Brief
Repeat all the material exactly; pictures stay out of your copy.

Dataset excerpts
======
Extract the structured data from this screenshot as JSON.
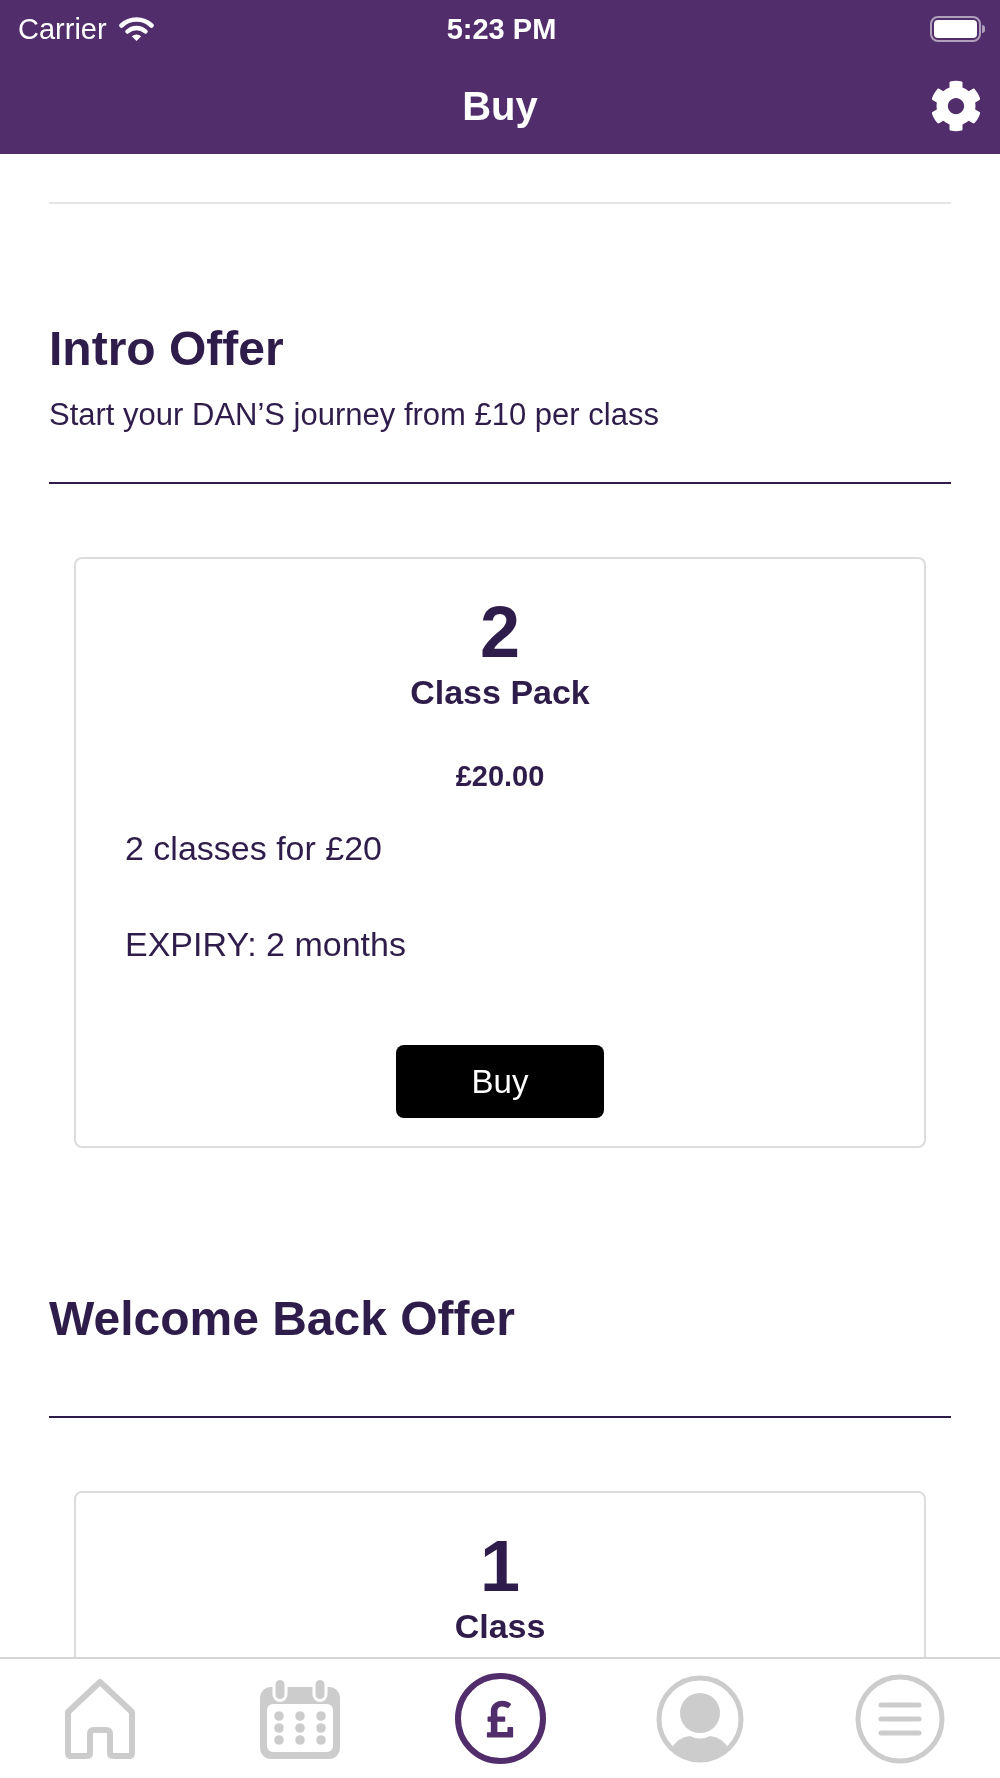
{
  "status_bar": {
    "carrier": "Carrier",
    "time": "5:23 PM"
  },
  "nav_bar": {
    "title": "Buy"
  },
  "sections": [
    {
      "title": "Intro Offer",
      "subtitle": "Start your DAN’S journey from £10 per class",
      "products": [
        {
          "count": "2",
          "name": "Class Pack",
          "price": "£20.00",
          "details": [
            "2 classes for £20",
            "EXPIRY: 2 months"
          ],
          "button": "Buy"
        }
      ]
    },
    {
      "title": "Welcome Back Offer",
      "products": [
        {
          "count": "1",
          "name": "Class"
        }
      ]
    }
  ],
  "tab_bar": {
    "tabs": [
      {
        "kind": "home",
        "selected": false
      },
      {
        "kind": "calendar",
        "selected": false
      },
      {
        "kind": "pound",
        "selected": true
      },
      {
        "kind": "profile",
        "selected": false
      },
      {
        "kind": "menu",
        "selected": false
      }
    ]
  }
}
======
Exercise result
Extract the structured data from this screenshot as JSON.
{
  "status_bar": {
    "carrier": "Carrier",
    "time": "5:23 PM"
  },
  "nav_bar": {
    "title": "Buy"
  },
  "sections": [
    {
      "title": "Intro Offer",
      "subtitle": "Start your DAN’S journey from £10 per class",
      "products": [
        {
          "count": "2",
          "name": "Class Pack",
          "price": "£20.00",
          "details": [
            "2 classes for £20",
            "EXPIRY: 2 months"
          ],
          "button": "Buy"
        }
      ]
    },
    {
      "title": "Welcome Back Offer",
      "products": [
        {
          "count": "1",
          "name": "Class"
        }
      ]
    }
  ],
  "tab_bar": {
    "tabs": [
      {
        "kind": "home",
        "selected": false
      },
      {
        "kind": "calendar",
        "selected": false
      },
      {
        "kind": "pound",
        "selected": true
      },
      {
        "kind": "profile",
        "selected": false
      },
      {
        "kind": "menu",
        "selected": false
      }
    ]
  }
}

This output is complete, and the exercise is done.